DATASET EXCERPTS:
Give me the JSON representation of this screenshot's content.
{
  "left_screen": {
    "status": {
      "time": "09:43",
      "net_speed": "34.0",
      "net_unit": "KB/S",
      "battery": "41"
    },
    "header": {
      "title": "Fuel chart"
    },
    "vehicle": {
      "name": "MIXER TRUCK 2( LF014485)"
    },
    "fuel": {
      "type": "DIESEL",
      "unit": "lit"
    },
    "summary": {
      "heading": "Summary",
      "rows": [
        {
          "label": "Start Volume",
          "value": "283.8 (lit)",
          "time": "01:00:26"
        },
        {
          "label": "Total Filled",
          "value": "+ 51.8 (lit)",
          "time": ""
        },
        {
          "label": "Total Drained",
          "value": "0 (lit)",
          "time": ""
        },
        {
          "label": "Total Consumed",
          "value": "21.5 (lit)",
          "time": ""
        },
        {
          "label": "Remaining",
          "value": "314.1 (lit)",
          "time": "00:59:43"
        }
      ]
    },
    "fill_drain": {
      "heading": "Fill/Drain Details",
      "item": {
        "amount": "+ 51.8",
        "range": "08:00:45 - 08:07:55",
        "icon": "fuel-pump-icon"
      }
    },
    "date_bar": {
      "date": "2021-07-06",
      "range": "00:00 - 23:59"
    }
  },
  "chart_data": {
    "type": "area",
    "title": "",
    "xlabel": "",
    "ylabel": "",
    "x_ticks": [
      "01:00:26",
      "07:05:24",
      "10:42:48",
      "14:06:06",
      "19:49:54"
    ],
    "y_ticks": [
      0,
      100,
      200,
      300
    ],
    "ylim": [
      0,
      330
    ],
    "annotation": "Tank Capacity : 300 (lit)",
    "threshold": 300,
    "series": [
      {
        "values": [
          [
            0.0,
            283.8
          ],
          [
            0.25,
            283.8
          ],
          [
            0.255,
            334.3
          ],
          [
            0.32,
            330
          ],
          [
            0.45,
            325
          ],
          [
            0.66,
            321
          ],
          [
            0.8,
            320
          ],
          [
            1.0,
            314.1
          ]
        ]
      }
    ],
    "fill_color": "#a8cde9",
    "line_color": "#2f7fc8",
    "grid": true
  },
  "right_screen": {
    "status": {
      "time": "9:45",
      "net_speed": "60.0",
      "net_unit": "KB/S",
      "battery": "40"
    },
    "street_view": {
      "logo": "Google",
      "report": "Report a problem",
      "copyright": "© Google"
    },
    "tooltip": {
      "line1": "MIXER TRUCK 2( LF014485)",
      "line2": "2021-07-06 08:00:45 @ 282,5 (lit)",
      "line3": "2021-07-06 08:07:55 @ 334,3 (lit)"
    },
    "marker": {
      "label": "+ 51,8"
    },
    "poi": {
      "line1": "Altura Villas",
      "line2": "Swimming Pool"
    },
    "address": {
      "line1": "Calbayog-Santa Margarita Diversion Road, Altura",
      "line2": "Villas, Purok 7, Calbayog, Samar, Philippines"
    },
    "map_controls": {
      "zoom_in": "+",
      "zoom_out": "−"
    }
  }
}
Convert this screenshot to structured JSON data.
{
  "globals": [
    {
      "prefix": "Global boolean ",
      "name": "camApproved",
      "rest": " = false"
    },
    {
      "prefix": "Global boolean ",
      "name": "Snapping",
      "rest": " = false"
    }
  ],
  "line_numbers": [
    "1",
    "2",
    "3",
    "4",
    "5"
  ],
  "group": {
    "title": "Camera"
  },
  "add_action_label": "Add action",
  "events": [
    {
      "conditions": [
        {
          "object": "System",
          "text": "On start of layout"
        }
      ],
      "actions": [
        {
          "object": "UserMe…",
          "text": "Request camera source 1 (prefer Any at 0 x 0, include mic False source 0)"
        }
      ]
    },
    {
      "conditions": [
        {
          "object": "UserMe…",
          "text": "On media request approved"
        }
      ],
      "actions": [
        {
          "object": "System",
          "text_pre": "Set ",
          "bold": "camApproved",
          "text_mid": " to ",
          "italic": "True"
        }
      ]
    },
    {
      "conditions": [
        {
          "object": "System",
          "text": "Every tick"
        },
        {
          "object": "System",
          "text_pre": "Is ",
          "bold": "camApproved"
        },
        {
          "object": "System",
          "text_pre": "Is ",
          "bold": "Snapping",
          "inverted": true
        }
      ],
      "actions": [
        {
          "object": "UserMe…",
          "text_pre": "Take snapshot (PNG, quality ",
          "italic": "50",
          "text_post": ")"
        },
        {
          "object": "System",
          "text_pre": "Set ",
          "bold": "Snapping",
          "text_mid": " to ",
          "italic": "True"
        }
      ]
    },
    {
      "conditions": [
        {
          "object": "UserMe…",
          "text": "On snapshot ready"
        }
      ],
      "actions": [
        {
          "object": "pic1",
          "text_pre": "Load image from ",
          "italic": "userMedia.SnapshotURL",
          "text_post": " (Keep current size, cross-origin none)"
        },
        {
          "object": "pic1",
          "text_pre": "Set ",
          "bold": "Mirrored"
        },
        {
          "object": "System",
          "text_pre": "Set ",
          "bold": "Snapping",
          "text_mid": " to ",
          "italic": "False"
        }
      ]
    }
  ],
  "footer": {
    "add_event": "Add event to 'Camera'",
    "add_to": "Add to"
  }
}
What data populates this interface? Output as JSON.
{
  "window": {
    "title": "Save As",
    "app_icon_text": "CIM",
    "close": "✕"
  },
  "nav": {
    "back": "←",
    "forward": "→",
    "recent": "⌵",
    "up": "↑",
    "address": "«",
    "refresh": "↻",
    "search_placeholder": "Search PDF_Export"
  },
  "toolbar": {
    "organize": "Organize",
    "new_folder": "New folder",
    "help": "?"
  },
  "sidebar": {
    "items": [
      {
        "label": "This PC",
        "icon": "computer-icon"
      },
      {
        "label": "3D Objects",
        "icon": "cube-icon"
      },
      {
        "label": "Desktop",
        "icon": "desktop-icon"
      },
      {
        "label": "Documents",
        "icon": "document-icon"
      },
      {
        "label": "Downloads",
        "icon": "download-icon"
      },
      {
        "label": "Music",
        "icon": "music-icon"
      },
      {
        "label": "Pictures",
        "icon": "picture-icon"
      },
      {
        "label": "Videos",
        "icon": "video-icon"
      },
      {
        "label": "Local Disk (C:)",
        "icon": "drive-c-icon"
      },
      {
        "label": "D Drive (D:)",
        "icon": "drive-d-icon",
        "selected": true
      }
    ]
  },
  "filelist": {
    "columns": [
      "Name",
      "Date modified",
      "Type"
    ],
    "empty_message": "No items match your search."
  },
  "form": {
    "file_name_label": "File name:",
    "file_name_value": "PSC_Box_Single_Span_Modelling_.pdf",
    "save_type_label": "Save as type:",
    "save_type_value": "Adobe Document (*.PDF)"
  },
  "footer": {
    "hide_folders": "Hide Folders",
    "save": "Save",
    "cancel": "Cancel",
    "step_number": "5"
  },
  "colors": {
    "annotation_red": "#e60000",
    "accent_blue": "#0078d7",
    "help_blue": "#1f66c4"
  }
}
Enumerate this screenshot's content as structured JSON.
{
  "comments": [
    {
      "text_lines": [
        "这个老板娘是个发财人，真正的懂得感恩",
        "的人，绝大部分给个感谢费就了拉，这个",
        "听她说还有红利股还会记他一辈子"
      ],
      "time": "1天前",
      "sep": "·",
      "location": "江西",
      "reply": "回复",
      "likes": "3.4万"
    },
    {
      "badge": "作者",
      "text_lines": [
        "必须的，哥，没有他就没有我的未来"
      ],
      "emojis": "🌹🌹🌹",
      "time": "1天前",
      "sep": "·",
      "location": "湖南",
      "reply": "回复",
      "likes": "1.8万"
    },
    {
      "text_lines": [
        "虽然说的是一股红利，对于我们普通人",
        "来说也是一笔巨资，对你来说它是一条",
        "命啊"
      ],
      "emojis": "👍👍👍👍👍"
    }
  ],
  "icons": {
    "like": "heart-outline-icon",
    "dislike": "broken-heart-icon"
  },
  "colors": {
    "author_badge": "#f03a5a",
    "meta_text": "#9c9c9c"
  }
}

EXERCISE AIM: Filter out every line that lacks the word "screenshot", and copy the rest.

TASK ANSWER:
Give me the JSON representation of this screenshot's content.
Convert this screenshot to structured JSON data.
Enumerate this screenshot's content as structured JSON.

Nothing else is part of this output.